Figure record extracts:
______________________________

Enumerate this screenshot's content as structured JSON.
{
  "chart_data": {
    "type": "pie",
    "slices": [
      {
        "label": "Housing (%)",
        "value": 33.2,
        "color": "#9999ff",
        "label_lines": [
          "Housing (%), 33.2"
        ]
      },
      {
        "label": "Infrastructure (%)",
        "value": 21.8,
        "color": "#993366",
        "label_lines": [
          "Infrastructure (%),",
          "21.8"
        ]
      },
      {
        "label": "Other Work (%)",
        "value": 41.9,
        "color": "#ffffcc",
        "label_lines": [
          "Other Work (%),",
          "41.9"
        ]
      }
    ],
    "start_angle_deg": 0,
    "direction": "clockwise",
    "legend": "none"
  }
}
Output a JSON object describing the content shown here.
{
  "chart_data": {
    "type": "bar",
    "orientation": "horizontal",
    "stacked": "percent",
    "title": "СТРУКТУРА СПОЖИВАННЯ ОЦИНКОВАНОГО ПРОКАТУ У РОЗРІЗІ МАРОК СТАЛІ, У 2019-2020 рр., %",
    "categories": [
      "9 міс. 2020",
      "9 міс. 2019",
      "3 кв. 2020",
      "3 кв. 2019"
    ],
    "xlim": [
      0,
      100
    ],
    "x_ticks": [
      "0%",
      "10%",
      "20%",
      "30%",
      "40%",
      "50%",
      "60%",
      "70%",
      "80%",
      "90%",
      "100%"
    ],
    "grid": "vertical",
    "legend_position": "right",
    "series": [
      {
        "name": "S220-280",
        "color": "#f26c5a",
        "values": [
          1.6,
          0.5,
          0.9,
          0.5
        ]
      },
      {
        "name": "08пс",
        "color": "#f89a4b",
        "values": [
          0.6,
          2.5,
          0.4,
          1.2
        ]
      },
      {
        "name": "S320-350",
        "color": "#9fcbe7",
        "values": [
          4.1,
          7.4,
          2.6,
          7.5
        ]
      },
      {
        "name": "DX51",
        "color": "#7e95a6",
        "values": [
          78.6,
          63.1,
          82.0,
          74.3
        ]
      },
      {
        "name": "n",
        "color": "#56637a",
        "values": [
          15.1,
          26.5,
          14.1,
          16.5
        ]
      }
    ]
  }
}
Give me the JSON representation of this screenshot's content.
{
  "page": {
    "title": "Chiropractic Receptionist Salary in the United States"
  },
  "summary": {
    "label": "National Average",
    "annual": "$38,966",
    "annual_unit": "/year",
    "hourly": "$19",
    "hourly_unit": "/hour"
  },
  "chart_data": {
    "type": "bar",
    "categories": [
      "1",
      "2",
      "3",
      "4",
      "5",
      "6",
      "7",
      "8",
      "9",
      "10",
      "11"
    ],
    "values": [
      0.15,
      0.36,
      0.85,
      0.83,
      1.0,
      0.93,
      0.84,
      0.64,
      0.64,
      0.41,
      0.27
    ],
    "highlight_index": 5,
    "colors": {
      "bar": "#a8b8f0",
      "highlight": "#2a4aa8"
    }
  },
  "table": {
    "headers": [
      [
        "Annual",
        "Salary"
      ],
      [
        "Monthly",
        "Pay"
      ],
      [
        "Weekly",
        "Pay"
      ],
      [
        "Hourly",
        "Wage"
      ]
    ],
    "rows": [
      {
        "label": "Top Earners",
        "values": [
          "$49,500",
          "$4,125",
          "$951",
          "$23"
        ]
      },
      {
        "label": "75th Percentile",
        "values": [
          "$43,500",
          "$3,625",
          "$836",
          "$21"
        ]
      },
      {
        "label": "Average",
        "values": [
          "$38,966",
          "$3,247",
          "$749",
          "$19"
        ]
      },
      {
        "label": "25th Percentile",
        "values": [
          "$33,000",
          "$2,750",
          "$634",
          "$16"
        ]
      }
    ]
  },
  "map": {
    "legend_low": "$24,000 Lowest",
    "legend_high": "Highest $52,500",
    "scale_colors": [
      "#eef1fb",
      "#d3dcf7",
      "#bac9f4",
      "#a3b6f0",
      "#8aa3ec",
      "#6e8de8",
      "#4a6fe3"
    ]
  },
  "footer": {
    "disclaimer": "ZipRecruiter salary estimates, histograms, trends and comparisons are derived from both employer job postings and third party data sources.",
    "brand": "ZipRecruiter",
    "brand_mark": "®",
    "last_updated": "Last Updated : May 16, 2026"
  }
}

______________________________

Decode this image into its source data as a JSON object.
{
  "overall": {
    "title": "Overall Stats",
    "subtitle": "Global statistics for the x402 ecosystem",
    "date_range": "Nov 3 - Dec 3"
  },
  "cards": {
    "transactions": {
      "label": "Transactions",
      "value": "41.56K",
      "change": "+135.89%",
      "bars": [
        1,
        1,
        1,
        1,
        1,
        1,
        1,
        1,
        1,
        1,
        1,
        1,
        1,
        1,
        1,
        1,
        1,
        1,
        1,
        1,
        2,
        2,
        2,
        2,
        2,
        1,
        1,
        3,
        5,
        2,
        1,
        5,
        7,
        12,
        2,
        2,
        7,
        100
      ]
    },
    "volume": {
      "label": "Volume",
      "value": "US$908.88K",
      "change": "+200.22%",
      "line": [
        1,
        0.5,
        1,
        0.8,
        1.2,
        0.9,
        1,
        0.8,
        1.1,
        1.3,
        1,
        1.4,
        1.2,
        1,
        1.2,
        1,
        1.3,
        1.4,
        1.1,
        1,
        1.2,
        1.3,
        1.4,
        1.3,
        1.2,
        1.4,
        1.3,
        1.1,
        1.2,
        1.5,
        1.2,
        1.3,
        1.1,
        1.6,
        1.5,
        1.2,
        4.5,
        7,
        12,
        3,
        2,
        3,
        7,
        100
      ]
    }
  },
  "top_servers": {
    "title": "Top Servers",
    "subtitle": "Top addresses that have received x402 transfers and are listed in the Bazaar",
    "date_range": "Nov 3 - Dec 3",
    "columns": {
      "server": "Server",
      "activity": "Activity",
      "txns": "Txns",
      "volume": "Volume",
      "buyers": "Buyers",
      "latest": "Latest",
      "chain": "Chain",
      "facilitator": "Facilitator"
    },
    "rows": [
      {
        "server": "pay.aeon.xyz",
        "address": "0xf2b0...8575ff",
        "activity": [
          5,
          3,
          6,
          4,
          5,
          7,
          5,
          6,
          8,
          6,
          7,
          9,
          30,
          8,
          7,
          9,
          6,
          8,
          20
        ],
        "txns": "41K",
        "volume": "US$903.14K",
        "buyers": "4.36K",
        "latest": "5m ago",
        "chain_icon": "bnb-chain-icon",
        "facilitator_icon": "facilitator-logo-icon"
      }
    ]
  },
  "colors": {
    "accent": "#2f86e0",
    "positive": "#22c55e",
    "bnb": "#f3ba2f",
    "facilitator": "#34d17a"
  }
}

______________________________

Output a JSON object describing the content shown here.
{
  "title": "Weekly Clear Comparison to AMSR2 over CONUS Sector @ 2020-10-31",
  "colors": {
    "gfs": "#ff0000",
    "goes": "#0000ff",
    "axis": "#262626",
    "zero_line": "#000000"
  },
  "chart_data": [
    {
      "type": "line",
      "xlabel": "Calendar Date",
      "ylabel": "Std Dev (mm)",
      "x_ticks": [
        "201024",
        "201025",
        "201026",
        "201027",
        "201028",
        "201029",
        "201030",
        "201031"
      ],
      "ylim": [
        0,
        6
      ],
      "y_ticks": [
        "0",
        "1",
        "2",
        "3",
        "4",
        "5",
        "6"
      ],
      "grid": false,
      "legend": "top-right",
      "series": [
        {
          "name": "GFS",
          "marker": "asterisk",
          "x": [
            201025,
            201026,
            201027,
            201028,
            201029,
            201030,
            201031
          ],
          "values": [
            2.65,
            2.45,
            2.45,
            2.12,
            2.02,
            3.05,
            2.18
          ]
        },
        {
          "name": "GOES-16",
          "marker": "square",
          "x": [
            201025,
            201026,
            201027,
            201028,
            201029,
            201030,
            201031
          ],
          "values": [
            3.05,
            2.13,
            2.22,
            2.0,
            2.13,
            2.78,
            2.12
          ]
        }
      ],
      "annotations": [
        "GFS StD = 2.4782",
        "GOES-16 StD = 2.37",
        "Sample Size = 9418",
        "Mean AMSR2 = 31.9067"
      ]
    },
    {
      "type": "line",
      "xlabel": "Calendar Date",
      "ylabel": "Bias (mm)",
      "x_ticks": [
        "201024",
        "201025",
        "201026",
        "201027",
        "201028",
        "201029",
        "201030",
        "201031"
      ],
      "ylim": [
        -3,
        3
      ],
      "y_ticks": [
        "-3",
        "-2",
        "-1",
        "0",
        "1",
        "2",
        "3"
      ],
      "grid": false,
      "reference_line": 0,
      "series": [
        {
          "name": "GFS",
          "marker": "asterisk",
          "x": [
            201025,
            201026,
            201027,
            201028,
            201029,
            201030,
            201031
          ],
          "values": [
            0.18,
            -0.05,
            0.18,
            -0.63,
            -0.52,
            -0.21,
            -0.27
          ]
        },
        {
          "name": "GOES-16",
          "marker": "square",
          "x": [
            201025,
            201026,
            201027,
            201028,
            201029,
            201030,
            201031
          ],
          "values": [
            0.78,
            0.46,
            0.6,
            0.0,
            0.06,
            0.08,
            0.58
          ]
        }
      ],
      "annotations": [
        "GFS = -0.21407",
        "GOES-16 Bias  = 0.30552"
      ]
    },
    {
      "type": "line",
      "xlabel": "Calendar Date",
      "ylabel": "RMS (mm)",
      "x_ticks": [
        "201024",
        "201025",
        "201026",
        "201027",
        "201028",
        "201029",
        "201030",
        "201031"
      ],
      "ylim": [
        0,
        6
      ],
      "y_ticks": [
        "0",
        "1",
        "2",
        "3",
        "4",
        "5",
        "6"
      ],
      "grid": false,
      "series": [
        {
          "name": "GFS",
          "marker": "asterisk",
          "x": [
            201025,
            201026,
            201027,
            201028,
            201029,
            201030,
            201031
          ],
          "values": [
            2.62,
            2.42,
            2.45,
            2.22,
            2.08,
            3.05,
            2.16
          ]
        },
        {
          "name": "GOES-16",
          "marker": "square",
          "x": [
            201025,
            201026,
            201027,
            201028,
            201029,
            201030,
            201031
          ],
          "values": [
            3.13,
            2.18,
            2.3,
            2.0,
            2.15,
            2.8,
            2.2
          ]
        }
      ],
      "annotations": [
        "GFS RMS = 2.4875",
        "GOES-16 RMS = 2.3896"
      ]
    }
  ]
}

______________________________

— REQUIREMENT —
What is the number of lines in this material that hold the string "screenshot"? Answer with that number only.

— FINISHED TASK —
2